» **Information provided**:
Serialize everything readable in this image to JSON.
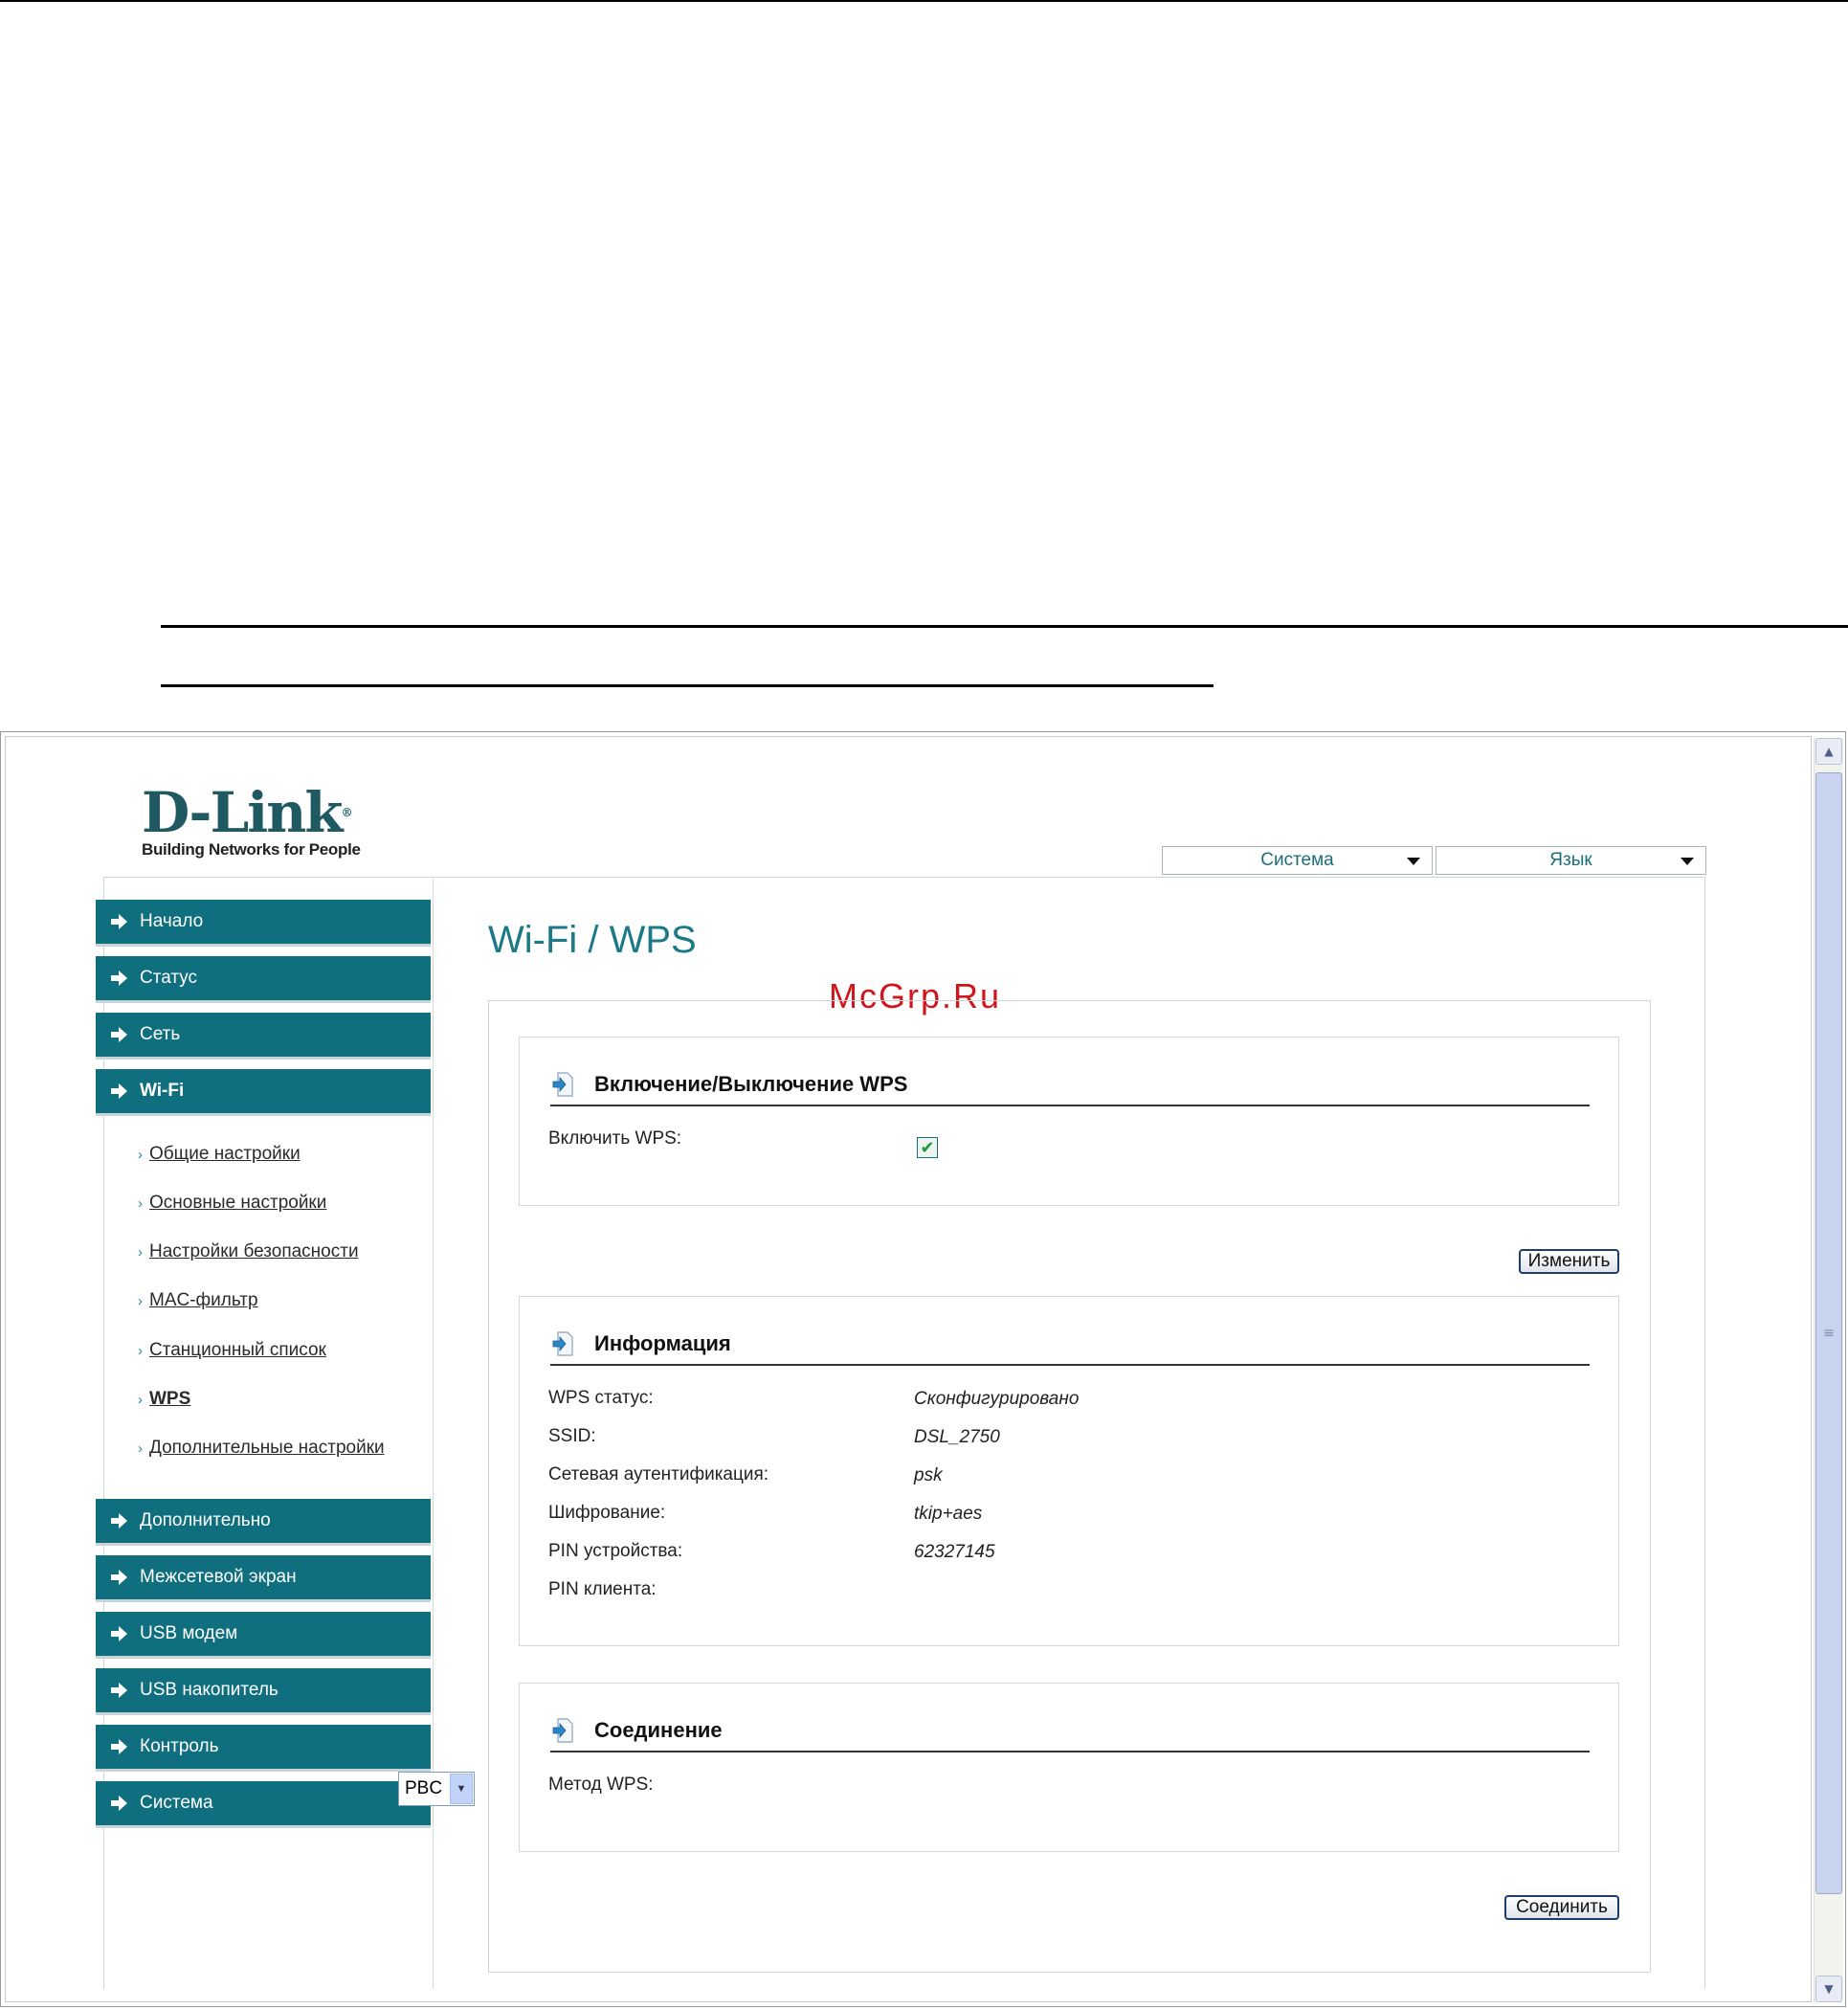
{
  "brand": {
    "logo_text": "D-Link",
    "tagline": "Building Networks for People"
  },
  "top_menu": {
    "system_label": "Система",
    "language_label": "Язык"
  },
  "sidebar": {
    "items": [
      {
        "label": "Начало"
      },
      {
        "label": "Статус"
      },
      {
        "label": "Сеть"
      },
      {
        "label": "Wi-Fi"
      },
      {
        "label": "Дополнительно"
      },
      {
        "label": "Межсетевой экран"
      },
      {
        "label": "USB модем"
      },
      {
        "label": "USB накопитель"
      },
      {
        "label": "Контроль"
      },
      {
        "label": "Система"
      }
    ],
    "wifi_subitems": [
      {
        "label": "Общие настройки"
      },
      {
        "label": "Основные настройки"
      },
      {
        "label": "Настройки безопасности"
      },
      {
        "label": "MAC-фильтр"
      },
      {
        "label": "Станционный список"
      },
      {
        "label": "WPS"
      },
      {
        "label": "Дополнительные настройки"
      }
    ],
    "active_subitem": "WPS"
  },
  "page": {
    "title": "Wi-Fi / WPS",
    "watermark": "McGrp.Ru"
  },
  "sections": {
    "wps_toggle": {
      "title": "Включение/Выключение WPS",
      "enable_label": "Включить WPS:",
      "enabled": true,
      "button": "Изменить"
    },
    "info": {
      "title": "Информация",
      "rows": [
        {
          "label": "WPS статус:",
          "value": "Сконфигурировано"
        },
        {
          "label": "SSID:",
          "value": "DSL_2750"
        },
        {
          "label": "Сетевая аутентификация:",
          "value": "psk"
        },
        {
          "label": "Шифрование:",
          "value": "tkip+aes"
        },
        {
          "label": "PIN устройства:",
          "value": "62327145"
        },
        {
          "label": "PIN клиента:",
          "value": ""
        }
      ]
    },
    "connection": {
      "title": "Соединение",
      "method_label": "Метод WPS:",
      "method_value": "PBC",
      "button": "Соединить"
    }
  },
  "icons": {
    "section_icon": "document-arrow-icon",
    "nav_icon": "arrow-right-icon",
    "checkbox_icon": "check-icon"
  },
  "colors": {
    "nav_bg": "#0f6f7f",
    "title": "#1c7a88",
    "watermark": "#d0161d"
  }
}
==
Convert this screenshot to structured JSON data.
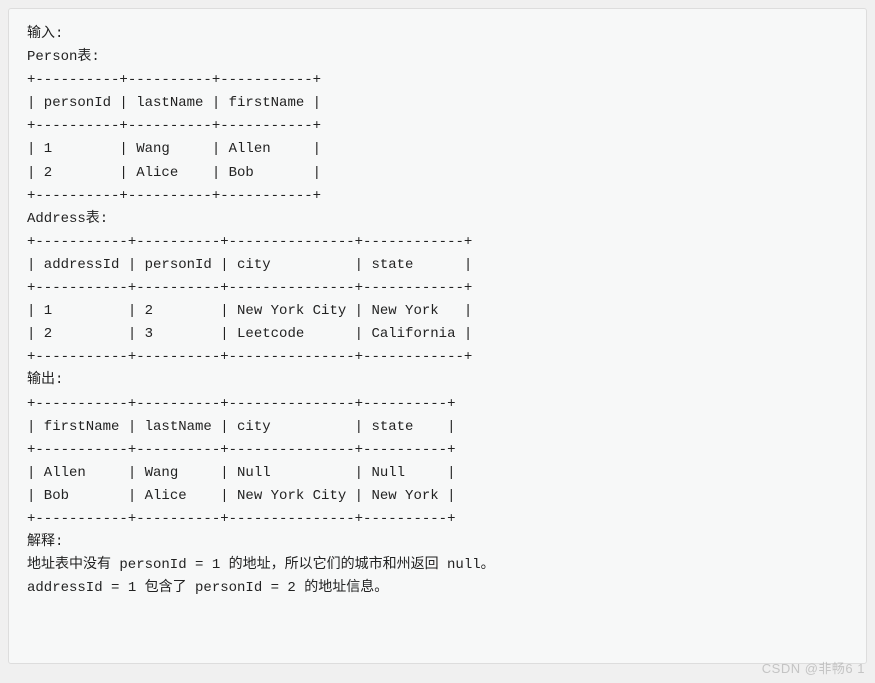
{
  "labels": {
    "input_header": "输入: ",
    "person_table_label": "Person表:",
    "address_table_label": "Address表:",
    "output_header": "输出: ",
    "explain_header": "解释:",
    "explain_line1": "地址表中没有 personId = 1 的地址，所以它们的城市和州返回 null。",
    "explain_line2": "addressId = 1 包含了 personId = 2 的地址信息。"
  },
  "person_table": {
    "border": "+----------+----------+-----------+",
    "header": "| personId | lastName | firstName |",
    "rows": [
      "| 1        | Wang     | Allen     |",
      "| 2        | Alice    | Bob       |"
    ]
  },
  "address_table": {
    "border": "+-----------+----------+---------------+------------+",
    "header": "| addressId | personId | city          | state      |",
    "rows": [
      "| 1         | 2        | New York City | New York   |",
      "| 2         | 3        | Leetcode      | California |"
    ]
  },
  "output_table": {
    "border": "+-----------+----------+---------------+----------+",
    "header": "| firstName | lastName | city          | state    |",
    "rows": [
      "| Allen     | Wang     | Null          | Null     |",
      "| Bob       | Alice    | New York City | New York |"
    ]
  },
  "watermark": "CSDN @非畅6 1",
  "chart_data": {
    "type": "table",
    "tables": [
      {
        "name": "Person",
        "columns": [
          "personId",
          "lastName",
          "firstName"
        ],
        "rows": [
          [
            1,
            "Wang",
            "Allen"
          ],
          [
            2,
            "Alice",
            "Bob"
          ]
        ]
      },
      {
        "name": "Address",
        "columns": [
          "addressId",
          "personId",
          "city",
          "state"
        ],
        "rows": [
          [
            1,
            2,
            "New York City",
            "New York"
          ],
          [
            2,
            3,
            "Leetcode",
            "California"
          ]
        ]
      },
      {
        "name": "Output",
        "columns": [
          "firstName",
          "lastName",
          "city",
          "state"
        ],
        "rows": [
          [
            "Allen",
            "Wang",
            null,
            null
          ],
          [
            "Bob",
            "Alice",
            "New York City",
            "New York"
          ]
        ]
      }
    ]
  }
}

» **The exercise**: Lines containing the word "personId" must all be returned from the material above.

» **Full answer**:
    "explain_line1": "地址表中没有 personId = 1 的地址，所以它们的城市和州返回 null。",
    "explain_line2": "addressId = 1 包含了 personId = 2 的地址信息。"
    "header": "| personId | lastName | firstName |",
    "header": "| addressId | personId | city          | state      |",
          "personId",
          "personId",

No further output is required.